++++ RECORDED DATA ++++

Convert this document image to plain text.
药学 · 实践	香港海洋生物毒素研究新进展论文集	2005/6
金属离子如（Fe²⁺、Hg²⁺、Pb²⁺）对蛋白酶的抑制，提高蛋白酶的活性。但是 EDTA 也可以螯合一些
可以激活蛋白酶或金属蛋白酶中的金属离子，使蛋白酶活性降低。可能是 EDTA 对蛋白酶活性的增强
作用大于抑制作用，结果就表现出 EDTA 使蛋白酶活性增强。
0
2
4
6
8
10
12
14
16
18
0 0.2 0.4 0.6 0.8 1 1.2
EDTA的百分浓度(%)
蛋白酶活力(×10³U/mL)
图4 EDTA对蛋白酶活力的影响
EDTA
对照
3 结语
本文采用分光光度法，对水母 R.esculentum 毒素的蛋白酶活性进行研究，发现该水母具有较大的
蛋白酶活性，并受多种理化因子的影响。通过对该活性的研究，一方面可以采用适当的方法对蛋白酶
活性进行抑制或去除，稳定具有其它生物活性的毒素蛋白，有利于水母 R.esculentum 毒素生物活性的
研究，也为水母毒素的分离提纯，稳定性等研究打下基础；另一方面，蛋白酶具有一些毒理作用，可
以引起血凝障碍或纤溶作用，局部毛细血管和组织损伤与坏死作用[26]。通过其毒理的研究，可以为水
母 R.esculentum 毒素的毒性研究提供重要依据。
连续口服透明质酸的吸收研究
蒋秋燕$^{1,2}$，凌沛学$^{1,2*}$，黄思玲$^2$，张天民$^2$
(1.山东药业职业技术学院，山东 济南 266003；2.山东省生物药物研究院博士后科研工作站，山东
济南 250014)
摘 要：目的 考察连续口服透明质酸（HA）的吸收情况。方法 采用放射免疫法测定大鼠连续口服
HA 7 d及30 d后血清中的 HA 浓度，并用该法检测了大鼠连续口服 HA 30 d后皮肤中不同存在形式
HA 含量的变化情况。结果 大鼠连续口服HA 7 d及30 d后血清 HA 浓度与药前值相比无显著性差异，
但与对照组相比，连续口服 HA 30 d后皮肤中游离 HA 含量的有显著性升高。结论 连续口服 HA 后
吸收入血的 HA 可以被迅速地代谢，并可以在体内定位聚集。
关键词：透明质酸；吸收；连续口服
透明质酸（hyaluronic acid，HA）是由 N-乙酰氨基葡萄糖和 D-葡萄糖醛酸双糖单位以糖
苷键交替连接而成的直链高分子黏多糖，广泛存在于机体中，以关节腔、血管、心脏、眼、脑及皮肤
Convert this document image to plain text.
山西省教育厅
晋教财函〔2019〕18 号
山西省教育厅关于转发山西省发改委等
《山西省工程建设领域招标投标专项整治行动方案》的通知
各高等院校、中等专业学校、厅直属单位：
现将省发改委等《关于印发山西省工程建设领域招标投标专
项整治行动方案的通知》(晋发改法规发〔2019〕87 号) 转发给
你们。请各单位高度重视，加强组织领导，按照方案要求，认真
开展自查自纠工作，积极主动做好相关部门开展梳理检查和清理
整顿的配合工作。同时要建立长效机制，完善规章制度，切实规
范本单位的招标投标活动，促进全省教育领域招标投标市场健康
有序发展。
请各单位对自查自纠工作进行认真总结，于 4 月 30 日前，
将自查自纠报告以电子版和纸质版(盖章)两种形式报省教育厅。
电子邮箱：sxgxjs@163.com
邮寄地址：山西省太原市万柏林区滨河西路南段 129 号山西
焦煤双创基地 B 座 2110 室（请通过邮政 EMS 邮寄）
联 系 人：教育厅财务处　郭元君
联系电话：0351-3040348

++++

SHORT EXERCISE:
Extract, word for word, each line of the listing above.

FULL OUTPUT:
Convert this document image to plain text.
药学 · 实践	香港海洋生物毒素研究新进展论文集	2005/6
金属离子如（Fe²⁺、Hg²⁺、Pb²⁺）对蛋白酶的抑制，提高蛋白酶的活性。但是 EDTA 也可以螯合一些
可以激活蛋白酶或金属蛋白酶中的金属离子，使蛋白酶活性降低。可能是 EDTA 对蛋白酶活性的增强
作用大于抑制作用，结果就表现出 EDTA 使蛋白酶活性增强。
0
2
4
6
8
10
12
14
16
18
0 0.2 0.4 0.6 0.8 1 1.2
EDTA的百分浓度(%)
蛋白酶活力(×10³U/mL)
图4 EDTA对蛋白酶活力的影响
EDTA
对照
3 结语
本文采用分光光度法，对水母 R.esculentum 毒素的蛋白酶活性进行研究，发现该水母具有较大的
蛋白酶活性，并受多种理化因子的影响。通过对该活性的研究，一方面可以采用适当的方法对蛋白酶
活性进行抑制或去除，稳定具有其它生物活性的毒素蛋白，有利于水母 R.esculentum 毒素生物活性的
研究，也为水母毒素的分离提纯，稳定性等研究打下基础；另一方面，蛋白酶具有一些毒理作用，可
以引起血凝障碍或纤溶作用，局部毛细血管和组织损伤与坏死作用[26]。通过其毒理的研究，可以为水
母 R.esculentum 毒素的毒性研究提供重要依据。
连续口服透明质酸的吸收研究
蒋秋燕$^{1,2}$，凌沛学$^{1,2*}$，黄思玲$^2$，张天民$^2$
(1.山东药业职业技术学院，山东 济南 266003；2.山东省生物药物研究院博士后科研工作站，山东
济南 250014)
摘 要：目的 考察连续口服透明质酸（HA）的吸收情况。方法 采用放射免疫法测定大鼠连续口服
HA 7 d及30 d后血清中的 HA 浓度，并用该法检测了大鼠连续口服 HA 30 d后皮肤中不同存在形式
HA 含量的变化情况。结果 大鼠连续口服HA 7 d及30 d后血清 HA 浓度与药前值相比无显著性差异，
但与对照组相比，连续口服 HA 30 d后皮肤中游离 HA 含量的有显著性升高。结论 连续口服 HA 后
吸收入血的 HA 可以被迅速地代谢，并可以在体内定位聚集。
关键词：透明质酸；吸收；连续口服
透明质酸（hyaluronic acid，HA）是由 N-乙酰氨基葡萄糖和 D-葡萄糖醛酸双糖单位以糖
苷键交替连接而成的直链高分子黏多糖，广泛存在于机体中，以关节腔、血管、心脏、眼、脑及皮肤
Convert this document image to plain text.
山西省教育厅
晋教财函〔2019〕18 号
山西省教育厅关于转发山西省发改委等
《山西省工程建设领域招标投标专项整治行动方案》的通知
各高等院校、中等专业学校、厅直属单位：
现将省发改委等《关于印发山西省工程建设领域招标投标专
项整治行动方案的通知》(晋发改法规发〔2019〕87 号) 转发给
你们。请各单位高度重视，加强组织领导，按照方案要求，认真
开展自查自纠工作，积极主动做好相关部门开展梳理检查和清理
整顿的配合工作。同时要建立长效机制，完善规章制度，切实规
范本单位的招标投标活动，促进全省教育领域招标投标市场健康
有序发展。
请各单位对自查自纠工作进行认真总结，于 4 月 30 日前，
将自查自纠报告以电子版和纸质版(盖章)两种形式报省教育厅。
电子邮箱：sxgxjs@163.com
邮寄地址：山西省太原市万柏林区滨河西路南段 129 号山西
焦煤双创基地 B 座 2110 室（请通过邮政 EMS 邮寄）
联 系 人：教育厅财务处　郭元君
联系电话：0351-3040348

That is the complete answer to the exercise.